**To do**
Copy each line exactly. Drop every picture.

**The records**
------------
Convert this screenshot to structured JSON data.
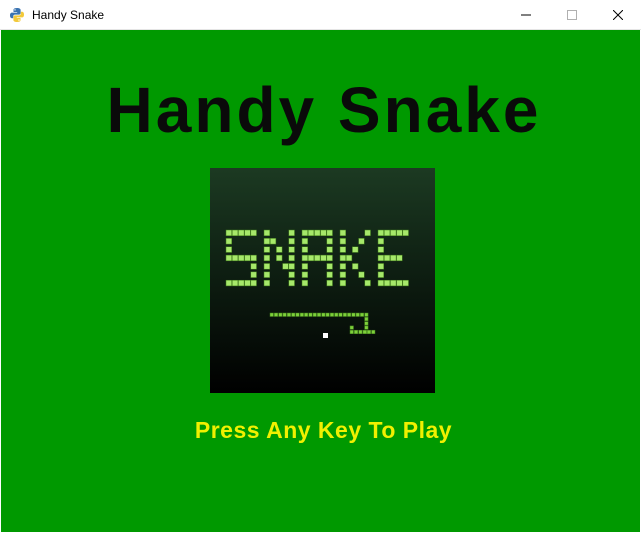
{
  "window": {
    "title": "Handy Snake",
    "app_icon": "python-icon",
    "controls": [
      "minimize-icon",
      "maximize-icon",
      "close-icon"
    ]
  },
  "game": {
    "title": "Handy Snake",
    "logo_text": "SNAKE",
    "prompt": "Press Any Key To Play"
  },
  "colors": {
    "background": "#009900",
    "title": "#0a0a0a",
    "prompt": "#f0f000",
    "snake_pixel": "#7ccf3a",
    "snake_pixel_light": "#a6e86a",
    "food": "#ffffff"
  }
}
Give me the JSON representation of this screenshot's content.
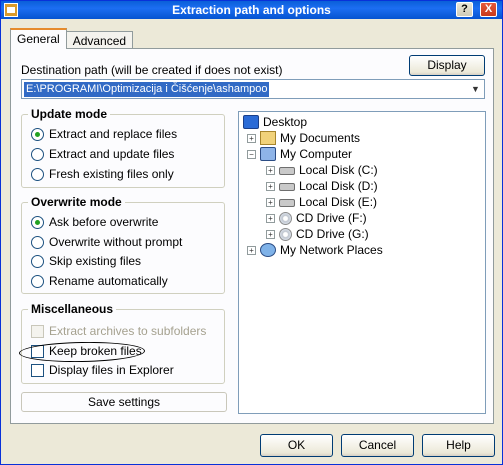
------------
**Solution to this task**
Convert this screenshot to structured JSON data.
{
  "window": {
    "title": "Handy Snake",
    "app_icon": "python-icon",
    "controls": [
      "minimize-icon",
      "maximize-icon",
      "close-icon"
    ]
  },
  "game": {
    "title": "Handy Snake",
    "logo_text": "SNAKE",
    "prompt": "Press Any Key To Play"
  },
  "colors": {
    "background": "#009900",
    "title": "#0a0a0a",
    "prompt": "#f0f000",
    "snake_pixel": "#7ccf3a",
    "snake_pixel_light": "#a6e86a",
    "food": "#ffffff"
  }
}
Give me the JSON representation of this screenshot's content.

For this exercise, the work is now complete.